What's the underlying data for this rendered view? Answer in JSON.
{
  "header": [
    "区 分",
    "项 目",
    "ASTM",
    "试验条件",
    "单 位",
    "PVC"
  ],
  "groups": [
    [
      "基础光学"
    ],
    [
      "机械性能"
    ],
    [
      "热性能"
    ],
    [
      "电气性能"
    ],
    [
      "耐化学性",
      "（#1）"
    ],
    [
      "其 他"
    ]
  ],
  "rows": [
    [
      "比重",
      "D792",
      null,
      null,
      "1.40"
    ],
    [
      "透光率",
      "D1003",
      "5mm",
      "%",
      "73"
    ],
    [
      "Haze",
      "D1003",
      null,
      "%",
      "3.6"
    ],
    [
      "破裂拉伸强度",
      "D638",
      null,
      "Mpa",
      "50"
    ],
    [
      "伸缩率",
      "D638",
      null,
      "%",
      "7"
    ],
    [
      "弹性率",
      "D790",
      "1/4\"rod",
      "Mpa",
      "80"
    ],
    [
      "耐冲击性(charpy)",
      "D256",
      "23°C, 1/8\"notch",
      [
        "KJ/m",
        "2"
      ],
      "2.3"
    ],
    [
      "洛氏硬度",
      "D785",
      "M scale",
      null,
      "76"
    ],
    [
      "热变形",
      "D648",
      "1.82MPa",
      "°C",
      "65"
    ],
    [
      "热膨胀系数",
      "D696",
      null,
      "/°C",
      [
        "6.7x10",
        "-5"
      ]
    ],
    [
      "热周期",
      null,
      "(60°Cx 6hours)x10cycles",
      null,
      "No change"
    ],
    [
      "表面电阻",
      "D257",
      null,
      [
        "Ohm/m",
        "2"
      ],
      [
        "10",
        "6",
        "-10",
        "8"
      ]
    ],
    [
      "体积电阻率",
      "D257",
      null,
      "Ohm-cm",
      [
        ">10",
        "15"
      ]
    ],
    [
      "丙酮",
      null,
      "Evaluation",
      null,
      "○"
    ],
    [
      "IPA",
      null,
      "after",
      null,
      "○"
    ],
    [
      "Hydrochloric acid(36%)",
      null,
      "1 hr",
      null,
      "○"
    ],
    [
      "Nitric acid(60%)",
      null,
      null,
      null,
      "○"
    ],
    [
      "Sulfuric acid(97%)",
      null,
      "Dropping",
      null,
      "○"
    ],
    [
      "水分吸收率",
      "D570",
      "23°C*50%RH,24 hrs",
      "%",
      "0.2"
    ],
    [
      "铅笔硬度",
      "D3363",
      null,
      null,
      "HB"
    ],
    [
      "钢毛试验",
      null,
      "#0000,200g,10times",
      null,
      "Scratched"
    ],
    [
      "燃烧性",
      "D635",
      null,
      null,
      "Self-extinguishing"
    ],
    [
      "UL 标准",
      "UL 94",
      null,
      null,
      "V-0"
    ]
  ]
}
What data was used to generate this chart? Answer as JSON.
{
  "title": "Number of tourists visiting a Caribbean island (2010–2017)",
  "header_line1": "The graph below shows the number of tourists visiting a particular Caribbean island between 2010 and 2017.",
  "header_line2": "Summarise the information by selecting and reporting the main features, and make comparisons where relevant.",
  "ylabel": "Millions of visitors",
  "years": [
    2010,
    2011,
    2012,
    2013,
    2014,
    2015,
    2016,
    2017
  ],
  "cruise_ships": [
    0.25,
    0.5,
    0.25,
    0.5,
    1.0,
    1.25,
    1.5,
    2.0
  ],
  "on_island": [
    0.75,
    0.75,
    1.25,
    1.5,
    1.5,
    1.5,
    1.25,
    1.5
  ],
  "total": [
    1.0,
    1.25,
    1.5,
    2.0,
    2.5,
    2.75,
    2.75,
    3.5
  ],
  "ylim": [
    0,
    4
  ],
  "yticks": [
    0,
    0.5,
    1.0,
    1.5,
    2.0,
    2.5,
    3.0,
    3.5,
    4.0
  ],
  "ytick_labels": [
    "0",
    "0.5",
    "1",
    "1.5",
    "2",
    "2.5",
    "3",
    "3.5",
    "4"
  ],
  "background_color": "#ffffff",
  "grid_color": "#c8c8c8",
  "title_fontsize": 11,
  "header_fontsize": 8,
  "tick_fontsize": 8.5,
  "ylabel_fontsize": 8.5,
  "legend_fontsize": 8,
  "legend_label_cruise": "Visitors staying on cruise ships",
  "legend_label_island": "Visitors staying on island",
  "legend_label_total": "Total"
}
★ ★ ★
From the entries above, copy out every line where the string "acid" appears.

      "Hydrochloric acid(36%)",
      "Nitric acid(60%)",
      "Sulfuric acid(97%)",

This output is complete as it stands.